Begin
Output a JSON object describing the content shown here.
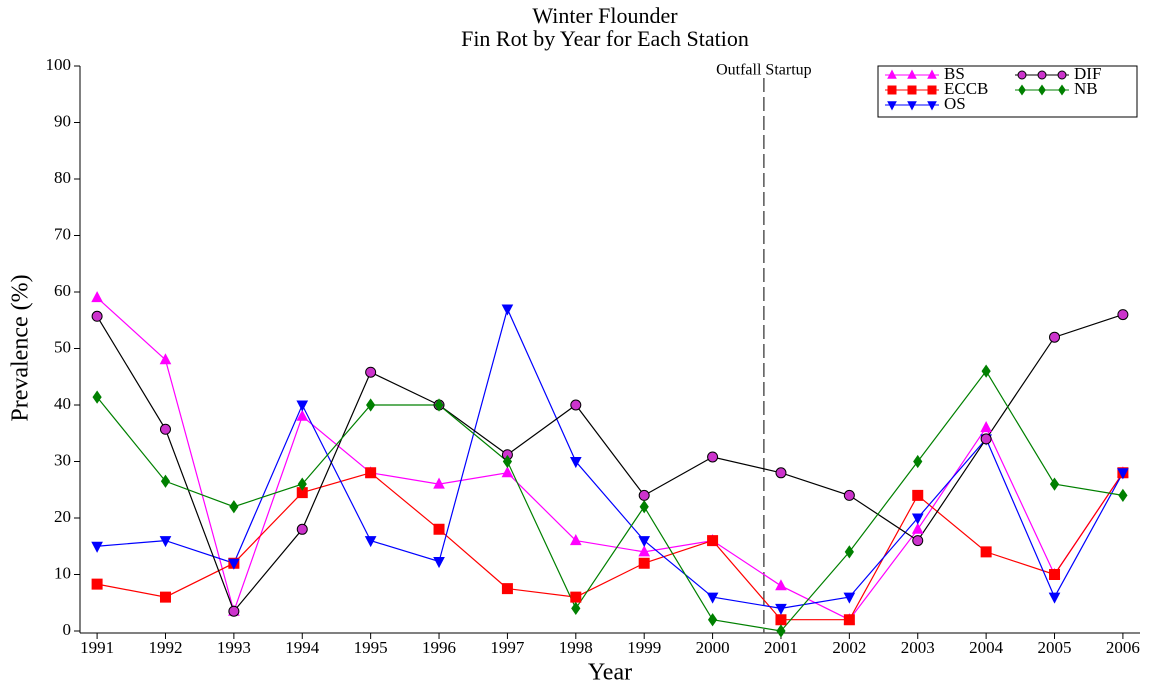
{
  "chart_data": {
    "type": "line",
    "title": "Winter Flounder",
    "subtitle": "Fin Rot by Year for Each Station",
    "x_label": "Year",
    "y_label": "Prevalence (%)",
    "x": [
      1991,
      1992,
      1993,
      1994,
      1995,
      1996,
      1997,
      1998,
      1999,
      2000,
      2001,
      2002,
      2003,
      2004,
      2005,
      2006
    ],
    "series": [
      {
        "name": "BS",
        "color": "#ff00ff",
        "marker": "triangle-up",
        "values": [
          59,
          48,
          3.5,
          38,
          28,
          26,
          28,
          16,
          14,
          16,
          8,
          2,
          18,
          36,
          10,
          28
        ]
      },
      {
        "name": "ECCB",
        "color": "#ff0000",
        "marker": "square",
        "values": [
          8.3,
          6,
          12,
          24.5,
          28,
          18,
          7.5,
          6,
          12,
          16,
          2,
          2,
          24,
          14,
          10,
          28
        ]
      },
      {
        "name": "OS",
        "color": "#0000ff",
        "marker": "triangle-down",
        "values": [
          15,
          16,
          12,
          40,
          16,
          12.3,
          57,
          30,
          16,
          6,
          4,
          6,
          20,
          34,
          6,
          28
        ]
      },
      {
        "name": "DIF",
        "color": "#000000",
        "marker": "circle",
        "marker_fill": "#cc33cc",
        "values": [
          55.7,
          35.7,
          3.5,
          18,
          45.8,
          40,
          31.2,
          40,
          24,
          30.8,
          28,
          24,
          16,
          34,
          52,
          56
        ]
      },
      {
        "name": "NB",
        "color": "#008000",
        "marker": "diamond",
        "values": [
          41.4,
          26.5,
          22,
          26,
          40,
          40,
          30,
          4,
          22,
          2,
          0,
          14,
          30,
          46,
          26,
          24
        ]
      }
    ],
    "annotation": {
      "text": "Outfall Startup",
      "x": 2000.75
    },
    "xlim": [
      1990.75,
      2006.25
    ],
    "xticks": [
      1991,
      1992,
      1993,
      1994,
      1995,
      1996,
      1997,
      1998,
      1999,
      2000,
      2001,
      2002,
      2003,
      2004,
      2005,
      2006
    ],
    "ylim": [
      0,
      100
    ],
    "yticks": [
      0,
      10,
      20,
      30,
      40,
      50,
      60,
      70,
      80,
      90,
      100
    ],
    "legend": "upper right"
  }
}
End
Begin
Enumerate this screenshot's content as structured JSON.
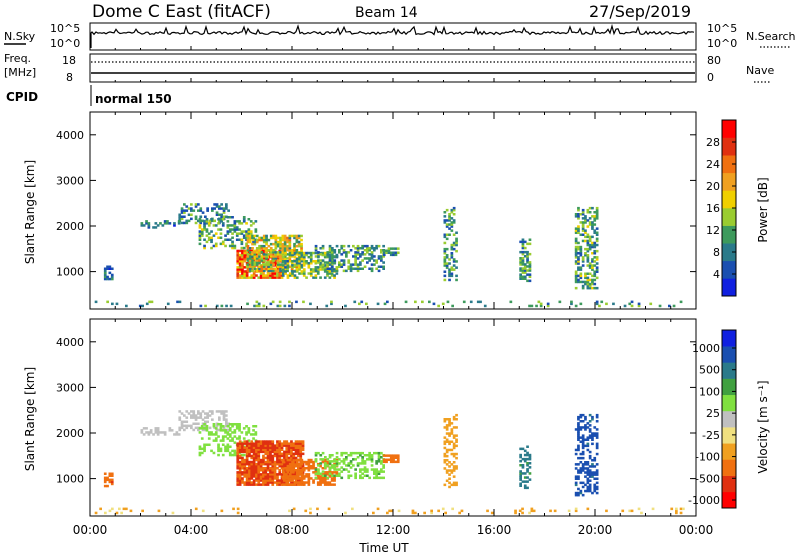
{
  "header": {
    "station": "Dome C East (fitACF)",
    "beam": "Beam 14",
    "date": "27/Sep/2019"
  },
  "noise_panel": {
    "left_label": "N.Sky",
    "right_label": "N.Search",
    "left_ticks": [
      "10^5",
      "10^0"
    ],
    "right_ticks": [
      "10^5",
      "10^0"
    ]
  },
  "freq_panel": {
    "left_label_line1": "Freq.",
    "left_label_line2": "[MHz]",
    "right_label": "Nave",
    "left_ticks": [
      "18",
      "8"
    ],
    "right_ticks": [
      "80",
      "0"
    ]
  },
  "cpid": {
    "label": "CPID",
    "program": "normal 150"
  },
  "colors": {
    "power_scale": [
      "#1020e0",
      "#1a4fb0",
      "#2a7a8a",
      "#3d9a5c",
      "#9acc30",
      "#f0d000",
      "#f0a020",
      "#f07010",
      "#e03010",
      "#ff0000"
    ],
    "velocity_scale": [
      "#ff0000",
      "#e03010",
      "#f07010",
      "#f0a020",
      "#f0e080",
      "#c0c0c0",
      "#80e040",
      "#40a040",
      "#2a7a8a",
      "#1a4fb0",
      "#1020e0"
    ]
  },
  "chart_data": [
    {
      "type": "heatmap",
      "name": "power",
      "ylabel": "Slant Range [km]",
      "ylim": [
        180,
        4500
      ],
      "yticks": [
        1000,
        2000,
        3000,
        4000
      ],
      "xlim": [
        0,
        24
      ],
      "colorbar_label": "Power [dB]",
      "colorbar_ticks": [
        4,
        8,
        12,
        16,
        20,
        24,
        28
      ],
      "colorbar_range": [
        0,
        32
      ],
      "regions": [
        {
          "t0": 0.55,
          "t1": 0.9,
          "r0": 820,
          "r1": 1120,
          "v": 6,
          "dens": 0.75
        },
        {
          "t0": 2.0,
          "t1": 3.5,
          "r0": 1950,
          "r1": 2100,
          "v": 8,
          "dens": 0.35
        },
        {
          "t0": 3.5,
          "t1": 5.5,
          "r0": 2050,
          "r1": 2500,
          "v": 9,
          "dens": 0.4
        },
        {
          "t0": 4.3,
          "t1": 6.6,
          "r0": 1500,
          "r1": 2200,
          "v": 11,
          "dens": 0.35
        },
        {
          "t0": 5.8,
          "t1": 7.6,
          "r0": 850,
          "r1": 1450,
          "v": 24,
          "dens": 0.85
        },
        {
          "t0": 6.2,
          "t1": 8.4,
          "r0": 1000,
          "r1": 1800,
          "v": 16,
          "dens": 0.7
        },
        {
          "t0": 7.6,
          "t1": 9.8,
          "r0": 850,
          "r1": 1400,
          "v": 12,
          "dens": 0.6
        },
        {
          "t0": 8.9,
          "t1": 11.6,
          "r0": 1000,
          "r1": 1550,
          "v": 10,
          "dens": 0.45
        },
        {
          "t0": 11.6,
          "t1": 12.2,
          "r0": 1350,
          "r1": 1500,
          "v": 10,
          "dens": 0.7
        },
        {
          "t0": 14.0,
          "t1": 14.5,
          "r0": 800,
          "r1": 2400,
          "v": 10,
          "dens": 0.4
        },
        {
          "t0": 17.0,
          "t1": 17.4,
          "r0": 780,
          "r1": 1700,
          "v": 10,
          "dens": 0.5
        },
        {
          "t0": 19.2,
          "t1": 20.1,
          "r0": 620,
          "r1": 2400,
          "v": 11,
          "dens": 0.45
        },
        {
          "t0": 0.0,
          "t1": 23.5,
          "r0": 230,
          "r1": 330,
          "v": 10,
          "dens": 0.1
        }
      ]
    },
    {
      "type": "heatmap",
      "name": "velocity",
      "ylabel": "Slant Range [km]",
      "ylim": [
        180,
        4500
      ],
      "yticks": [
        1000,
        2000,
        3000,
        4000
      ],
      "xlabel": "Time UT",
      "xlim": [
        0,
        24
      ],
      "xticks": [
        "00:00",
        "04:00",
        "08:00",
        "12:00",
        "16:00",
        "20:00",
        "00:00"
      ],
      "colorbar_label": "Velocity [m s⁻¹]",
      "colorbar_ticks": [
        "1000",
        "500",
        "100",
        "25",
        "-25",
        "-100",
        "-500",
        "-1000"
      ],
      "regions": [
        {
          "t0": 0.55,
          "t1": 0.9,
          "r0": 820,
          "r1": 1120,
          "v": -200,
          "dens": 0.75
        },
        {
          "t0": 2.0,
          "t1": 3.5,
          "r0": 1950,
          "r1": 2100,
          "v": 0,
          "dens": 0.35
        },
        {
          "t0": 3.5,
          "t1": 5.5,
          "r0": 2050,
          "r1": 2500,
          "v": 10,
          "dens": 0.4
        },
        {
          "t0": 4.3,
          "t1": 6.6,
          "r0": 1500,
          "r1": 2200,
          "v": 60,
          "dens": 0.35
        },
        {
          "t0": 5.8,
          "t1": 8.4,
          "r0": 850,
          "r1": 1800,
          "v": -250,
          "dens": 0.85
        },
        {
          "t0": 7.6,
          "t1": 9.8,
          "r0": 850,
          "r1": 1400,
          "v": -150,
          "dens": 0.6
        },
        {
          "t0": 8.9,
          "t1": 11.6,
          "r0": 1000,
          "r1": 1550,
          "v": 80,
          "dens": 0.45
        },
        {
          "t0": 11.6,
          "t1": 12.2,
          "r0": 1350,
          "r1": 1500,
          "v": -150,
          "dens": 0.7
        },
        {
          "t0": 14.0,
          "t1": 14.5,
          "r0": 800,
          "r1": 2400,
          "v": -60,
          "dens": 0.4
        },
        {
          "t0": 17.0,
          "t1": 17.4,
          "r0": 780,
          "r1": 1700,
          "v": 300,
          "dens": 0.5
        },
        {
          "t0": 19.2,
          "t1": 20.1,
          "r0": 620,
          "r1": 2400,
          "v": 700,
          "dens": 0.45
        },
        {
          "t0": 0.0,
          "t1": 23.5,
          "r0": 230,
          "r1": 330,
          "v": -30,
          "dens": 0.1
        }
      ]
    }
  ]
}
End
Begin
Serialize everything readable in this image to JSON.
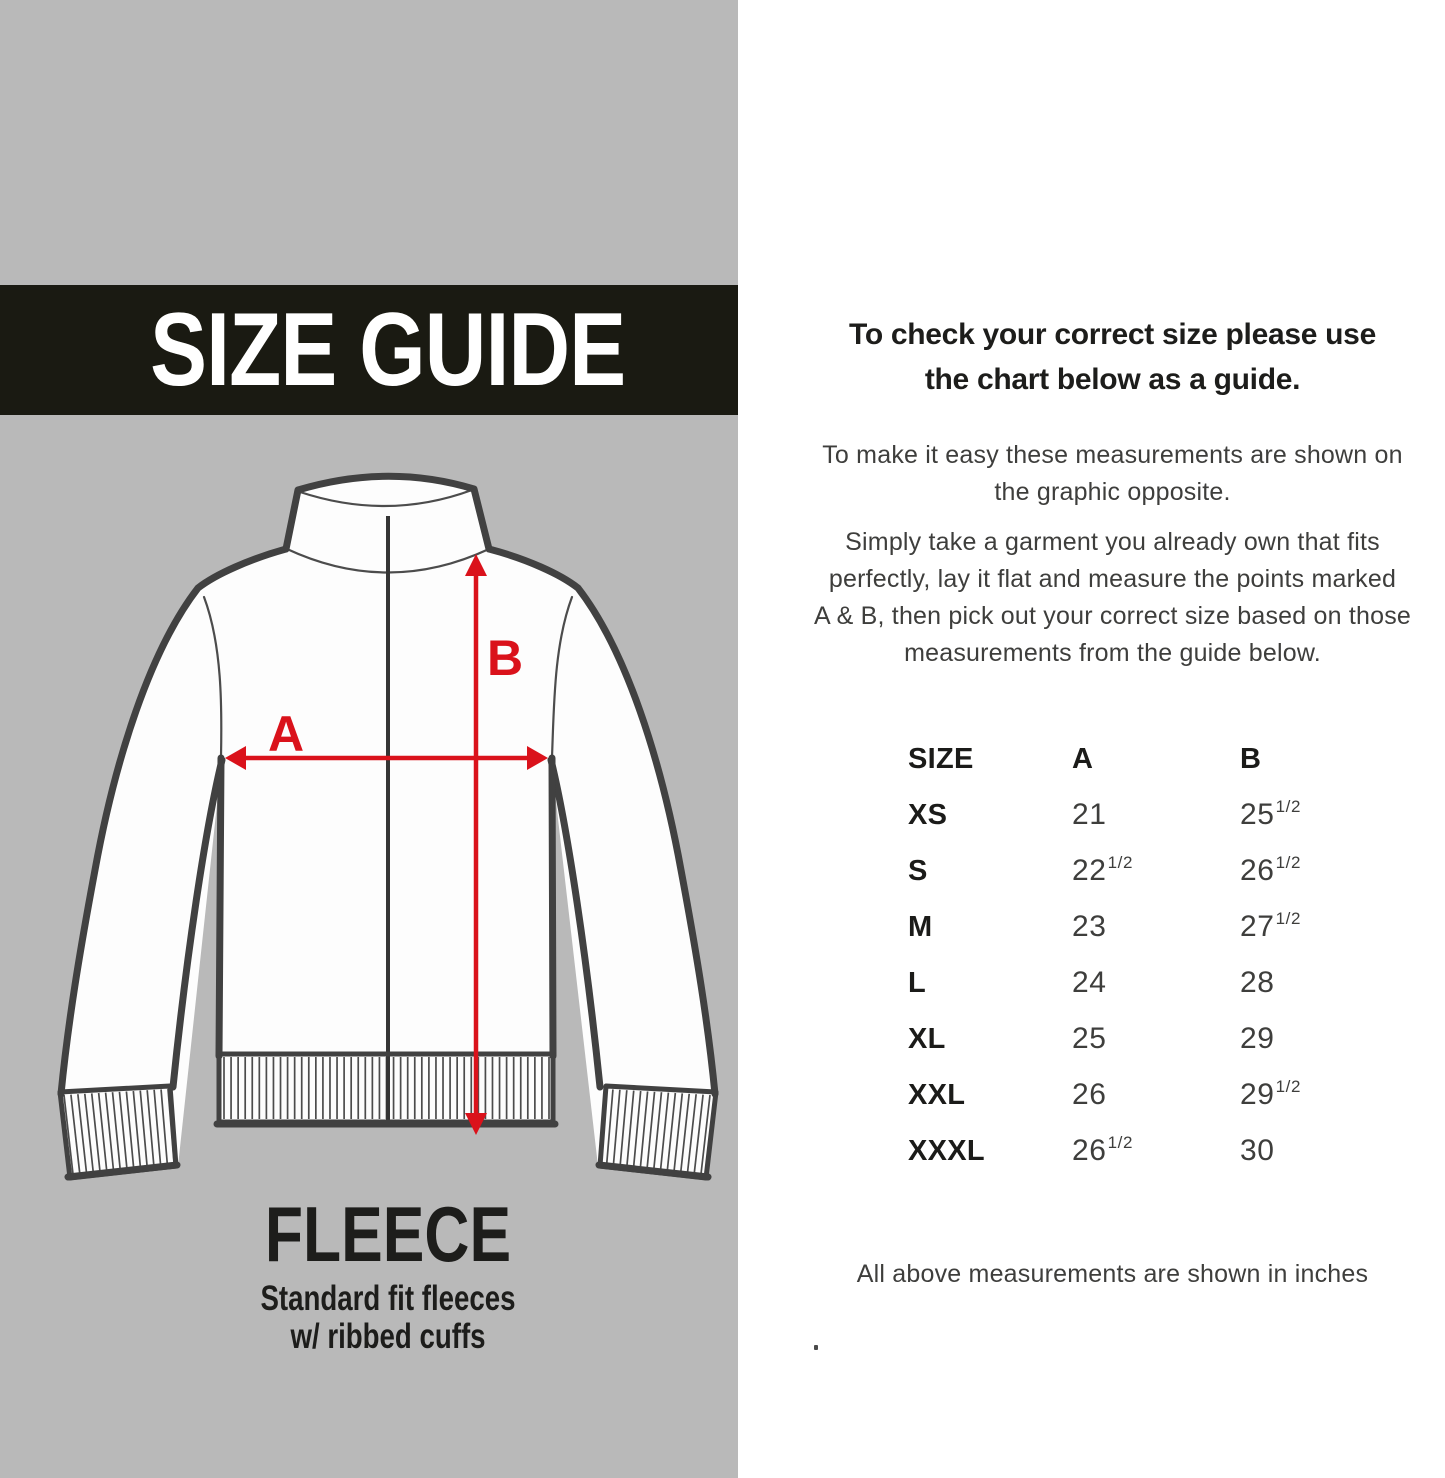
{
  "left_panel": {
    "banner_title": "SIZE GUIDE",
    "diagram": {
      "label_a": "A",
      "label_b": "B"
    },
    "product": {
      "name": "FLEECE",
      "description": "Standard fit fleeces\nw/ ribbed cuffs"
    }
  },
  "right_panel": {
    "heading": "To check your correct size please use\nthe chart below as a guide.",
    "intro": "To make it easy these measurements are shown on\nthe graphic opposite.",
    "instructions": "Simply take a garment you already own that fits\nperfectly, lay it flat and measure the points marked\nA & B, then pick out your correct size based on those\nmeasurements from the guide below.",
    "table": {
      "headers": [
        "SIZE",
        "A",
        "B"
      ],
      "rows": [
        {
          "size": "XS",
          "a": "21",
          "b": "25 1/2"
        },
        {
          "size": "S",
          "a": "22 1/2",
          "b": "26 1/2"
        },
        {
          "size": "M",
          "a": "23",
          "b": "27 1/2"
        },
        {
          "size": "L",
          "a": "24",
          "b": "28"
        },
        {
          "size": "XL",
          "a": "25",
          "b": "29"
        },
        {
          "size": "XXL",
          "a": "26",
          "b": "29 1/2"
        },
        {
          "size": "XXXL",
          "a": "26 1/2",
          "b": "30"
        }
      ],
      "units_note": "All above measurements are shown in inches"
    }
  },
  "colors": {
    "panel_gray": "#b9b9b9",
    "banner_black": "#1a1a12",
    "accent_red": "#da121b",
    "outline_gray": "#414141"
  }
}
End
Aim of the exercise - Gather all lines with the string "your" from the data.

Solution to this exercise -
    "heading": "To check your correct size please use\nthe chart below as a guide.",
    "instructions": "Simply take a garment you already own that fits\nperfectly, lay it flat and measure the points marked\nA & B, then pick out your correct size based on those\nmeasurements from the guide below.",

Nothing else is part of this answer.